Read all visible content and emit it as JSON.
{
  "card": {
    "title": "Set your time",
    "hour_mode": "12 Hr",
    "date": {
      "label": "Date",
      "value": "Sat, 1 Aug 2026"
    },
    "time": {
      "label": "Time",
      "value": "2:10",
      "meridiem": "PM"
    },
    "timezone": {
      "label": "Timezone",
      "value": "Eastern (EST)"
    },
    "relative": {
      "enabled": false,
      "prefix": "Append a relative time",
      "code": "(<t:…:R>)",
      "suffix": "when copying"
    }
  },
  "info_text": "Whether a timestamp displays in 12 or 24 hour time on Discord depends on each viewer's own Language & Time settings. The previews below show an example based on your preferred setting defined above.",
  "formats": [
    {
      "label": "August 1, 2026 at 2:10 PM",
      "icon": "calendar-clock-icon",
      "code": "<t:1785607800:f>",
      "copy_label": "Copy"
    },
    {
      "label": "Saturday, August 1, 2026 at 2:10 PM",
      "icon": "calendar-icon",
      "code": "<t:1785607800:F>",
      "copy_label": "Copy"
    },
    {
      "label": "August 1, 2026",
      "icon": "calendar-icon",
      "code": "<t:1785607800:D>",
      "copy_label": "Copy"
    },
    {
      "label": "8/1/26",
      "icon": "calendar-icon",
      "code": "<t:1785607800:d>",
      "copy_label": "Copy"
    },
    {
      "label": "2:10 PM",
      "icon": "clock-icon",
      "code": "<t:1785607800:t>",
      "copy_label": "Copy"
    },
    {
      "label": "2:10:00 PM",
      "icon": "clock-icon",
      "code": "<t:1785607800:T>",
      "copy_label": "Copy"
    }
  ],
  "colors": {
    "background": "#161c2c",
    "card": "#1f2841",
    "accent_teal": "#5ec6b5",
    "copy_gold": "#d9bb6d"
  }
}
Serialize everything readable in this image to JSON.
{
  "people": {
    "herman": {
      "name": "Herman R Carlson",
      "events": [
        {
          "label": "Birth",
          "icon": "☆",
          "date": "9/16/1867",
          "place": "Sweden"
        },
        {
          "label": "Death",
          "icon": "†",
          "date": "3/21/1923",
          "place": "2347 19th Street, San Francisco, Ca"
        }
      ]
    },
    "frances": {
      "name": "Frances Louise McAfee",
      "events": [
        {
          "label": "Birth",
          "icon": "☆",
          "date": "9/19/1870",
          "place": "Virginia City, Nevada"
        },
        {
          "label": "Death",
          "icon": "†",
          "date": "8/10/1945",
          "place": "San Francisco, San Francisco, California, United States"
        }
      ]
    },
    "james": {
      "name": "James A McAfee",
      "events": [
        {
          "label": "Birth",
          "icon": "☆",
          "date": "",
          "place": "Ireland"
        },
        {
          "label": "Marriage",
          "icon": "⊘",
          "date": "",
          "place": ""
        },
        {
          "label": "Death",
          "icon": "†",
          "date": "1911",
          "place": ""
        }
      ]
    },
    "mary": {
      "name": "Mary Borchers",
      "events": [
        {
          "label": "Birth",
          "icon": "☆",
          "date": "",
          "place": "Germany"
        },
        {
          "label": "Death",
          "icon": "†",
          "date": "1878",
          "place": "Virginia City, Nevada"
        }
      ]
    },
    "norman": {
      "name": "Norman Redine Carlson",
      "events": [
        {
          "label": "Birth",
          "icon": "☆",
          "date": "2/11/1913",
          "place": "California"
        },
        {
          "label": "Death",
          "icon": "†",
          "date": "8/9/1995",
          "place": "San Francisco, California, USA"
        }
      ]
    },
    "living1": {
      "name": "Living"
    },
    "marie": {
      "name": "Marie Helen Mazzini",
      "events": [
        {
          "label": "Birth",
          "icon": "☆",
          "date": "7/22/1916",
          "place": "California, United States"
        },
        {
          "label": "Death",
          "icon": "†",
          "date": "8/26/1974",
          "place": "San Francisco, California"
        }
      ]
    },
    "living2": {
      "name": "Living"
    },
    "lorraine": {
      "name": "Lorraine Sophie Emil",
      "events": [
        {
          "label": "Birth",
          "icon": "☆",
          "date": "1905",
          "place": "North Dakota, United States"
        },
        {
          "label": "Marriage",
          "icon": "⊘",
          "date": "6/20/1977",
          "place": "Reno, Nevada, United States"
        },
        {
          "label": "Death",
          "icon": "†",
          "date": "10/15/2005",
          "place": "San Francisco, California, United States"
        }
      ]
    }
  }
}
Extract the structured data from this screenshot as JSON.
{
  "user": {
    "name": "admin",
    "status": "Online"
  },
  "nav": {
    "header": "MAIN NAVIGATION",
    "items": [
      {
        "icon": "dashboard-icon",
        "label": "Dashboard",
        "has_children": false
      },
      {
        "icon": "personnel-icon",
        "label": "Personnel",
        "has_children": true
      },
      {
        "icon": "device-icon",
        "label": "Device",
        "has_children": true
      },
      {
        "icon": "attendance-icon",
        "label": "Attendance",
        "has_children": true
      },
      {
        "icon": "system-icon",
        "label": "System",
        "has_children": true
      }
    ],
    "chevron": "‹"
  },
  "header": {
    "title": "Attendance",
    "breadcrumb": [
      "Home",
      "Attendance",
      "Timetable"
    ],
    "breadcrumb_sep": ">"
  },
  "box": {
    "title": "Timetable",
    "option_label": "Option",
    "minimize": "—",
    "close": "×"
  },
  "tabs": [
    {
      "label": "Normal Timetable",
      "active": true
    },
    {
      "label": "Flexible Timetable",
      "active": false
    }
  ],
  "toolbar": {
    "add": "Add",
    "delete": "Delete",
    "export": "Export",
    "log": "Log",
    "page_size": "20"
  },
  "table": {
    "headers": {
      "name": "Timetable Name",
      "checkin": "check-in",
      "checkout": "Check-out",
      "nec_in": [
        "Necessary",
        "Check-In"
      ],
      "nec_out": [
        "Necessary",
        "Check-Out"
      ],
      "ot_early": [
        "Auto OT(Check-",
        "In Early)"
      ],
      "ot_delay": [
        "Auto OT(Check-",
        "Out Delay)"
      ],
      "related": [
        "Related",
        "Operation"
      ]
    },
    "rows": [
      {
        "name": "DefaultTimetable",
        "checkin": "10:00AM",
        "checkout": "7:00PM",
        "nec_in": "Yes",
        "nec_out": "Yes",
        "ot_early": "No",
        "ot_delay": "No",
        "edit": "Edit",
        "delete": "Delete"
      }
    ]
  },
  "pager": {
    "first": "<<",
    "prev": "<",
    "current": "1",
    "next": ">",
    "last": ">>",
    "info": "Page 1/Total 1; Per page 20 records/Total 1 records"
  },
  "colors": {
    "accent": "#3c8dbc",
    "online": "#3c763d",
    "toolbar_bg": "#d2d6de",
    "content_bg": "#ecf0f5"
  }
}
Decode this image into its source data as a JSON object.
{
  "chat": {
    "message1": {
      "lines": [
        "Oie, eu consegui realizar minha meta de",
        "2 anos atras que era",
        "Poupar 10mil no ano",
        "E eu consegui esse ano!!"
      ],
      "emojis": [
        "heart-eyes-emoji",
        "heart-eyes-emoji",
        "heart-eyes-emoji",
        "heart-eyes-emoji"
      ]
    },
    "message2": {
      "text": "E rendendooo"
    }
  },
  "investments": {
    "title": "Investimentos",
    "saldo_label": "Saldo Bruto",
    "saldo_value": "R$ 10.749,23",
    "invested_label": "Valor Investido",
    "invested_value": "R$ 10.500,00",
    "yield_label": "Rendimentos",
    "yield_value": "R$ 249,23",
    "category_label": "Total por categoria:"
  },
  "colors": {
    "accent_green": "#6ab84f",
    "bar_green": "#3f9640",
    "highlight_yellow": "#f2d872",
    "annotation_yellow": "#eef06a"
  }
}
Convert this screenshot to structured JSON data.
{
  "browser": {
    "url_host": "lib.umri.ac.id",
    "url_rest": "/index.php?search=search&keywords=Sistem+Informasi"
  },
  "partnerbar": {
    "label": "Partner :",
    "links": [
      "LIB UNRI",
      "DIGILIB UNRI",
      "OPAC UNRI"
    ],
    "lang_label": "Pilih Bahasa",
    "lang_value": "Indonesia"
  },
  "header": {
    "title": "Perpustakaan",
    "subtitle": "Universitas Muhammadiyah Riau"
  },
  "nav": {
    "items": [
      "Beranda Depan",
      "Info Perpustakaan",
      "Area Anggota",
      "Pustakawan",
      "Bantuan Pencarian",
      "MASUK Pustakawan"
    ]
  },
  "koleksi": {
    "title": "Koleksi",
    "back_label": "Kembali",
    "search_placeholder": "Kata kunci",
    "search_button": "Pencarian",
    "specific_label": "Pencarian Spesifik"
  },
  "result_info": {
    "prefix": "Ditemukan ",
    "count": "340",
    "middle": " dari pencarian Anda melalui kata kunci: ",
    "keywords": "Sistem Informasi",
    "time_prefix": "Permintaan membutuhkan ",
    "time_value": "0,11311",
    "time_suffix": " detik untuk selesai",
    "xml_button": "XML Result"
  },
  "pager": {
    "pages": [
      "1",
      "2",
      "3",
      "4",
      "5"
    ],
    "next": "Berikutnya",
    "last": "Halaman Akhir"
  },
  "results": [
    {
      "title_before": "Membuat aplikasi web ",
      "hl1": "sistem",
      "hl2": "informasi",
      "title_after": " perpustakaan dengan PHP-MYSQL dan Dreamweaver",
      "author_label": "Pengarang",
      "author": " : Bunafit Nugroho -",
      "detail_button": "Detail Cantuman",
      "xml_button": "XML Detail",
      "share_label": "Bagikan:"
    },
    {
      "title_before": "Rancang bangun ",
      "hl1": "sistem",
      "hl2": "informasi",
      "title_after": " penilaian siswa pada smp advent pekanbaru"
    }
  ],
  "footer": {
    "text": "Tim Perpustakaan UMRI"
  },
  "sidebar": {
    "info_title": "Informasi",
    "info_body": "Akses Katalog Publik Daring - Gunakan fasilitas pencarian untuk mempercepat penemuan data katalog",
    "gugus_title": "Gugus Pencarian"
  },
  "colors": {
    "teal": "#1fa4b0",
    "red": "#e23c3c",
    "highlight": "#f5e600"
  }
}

- Exercise description -
Filter the entries and copy out every line with the word "Total".

- Solution for this exercise -
    "info": "Page 1/Total 1; Per page 20 records/Total 1 records"
    "category_label": "Total por categoria:"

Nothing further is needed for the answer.